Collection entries
--

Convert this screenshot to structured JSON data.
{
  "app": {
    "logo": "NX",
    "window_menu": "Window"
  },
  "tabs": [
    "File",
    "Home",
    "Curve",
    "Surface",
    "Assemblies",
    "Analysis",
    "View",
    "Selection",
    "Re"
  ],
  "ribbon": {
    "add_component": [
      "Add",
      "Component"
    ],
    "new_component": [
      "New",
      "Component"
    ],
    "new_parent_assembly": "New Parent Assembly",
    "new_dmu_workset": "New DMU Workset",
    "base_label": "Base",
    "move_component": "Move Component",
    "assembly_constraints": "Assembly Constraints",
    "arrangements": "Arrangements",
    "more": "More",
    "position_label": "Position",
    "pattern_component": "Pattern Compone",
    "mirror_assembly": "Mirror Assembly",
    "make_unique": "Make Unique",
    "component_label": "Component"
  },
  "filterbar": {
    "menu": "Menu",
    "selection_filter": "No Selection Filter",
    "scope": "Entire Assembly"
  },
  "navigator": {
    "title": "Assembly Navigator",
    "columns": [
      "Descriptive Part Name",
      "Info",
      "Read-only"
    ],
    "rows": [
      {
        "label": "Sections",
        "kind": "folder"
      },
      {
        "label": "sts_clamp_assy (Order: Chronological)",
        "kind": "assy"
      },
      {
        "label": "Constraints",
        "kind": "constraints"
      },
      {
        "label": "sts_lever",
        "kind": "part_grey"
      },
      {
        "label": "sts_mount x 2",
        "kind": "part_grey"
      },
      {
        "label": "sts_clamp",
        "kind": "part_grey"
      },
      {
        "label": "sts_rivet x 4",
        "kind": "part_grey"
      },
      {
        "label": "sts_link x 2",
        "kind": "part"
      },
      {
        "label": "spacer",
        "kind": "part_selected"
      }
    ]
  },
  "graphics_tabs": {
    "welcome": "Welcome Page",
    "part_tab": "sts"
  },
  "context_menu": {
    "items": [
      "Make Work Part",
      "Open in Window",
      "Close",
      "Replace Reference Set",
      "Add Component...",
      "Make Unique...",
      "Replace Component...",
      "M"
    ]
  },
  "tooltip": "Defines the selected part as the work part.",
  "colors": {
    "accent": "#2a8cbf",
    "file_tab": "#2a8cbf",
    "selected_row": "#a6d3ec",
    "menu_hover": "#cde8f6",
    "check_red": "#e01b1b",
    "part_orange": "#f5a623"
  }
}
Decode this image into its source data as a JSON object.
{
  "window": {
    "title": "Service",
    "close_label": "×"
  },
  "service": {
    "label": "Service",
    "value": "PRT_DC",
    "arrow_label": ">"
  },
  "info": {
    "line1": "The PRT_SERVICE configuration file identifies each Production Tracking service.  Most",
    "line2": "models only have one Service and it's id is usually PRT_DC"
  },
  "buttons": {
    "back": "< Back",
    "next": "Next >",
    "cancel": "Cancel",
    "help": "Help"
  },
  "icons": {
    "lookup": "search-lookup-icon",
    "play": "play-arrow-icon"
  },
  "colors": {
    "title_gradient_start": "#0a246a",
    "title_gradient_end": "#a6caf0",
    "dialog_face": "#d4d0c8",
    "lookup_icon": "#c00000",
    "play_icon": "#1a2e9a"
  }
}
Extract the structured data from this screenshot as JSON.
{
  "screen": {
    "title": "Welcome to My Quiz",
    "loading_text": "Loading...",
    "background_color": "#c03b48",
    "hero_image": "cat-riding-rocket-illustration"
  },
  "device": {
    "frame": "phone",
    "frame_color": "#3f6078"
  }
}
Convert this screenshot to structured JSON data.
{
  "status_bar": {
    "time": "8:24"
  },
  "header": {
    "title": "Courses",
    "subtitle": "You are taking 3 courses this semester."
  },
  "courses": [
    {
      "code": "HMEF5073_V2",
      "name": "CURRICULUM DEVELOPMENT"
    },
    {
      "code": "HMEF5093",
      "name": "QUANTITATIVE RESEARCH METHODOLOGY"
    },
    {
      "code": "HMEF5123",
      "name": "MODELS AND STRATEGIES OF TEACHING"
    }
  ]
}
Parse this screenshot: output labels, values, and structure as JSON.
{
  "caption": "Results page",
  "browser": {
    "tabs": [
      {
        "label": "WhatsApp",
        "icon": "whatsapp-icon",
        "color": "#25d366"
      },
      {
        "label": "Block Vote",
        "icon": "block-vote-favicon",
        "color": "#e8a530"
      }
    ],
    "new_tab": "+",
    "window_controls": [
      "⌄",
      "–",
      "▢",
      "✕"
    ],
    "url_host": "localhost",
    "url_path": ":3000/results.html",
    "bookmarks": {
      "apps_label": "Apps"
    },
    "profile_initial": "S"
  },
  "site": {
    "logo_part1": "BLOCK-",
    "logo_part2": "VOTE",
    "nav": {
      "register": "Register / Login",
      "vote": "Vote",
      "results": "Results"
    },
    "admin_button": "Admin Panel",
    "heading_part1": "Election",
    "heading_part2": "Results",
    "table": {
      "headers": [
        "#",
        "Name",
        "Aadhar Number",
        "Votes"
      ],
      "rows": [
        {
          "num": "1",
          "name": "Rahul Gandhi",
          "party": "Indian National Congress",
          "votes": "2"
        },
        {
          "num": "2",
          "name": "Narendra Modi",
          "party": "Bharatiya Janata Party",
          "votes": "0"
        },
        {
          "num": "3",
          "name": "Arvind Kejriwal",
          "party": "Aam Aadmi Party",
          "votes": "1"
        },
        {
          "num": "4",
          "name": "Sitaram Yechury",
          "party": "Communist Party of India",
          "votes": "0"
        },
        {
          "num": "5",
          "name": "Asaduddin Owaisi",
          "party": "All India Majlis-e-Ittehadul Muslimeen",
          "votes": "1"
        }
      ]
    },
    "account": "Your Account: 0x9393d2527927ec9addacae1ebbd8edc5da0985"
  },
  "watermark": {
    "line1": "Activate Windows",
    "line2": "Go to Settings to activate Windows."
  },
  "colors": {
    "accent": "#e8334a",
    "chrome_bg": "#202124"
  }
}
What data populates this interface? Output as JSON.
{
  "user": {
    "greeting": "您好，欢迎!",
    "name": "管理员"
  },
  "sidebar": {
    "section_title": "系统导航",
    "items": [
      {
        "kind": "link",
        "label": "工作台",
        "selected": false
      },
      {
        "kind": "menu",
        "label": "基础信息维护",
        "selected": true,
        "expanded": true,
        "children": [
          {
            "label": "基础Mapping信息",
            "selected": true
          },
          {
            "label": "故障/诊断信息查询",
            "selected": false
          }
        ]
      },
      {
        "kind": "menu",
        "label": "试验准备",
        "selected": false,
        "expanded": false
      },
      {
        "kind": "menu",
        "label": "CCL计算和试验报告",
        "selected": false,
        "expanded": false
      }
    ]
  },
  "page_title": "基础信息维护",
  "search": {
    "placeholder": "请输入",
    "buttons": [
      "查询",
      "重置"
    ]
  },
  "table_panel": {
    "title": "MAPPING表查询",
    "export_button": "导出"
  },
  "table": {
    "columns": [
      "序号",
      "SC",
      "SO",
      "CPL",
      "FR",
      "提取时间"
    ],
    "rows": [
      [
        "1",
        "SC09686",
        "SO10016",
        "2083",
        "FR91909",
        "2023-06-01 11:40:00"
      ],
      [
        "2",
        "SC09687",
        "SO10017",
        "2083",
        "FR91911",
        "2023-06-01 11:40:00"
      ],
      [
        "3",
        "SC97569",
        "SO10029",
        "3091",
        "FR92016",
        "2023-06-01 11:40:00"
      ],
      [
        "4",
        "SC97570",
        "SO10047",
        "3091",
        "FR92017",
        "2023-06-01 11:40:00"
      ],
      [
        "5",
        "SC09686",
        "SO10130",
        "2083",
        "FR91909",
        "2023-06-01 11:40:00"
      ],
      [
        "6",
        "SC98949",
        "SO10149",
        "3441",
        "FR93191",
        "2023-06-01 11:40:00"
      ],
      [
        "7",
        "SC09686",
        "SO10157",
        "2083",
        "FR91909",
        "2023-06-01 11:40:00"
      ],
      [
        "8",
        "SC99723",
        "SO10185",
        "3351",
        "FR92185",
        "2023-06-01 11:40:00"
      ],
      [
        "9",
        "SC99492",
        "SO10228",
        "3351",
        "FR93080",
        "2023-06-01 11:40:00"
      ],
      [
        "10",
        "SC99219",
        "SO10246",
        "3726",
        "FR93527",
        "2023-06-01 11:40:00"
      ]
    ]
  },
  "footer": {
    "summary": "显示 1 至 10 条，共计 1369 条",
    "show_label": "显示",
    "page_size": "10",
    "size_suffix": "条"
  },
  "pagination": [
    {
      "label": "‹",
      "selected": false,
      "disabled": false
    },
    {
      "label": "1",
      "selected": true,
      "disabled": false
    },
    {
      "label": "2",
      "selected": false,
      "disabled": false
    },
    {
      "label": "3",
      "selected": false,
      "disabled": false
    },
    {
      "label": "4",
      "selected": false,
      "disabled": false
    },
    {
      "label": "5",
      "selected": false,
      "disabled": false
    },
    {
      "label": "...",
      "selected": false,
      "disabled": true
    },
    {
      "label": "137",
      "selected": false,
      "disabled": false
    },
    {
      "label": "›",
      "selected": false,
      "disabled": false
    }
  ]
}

--

In the material above, find the lines that contain "Assembly" and show them.

ANSWER IN FULL:
    "new_parent_assembly": "New Parent Assembly",
    "assembly_constraints": "Assembly Constraints",
    "mirror_assembly": "Mirror Assembly",
    "scope": "Entire Assembly"
    "title": "Assembly Navigator",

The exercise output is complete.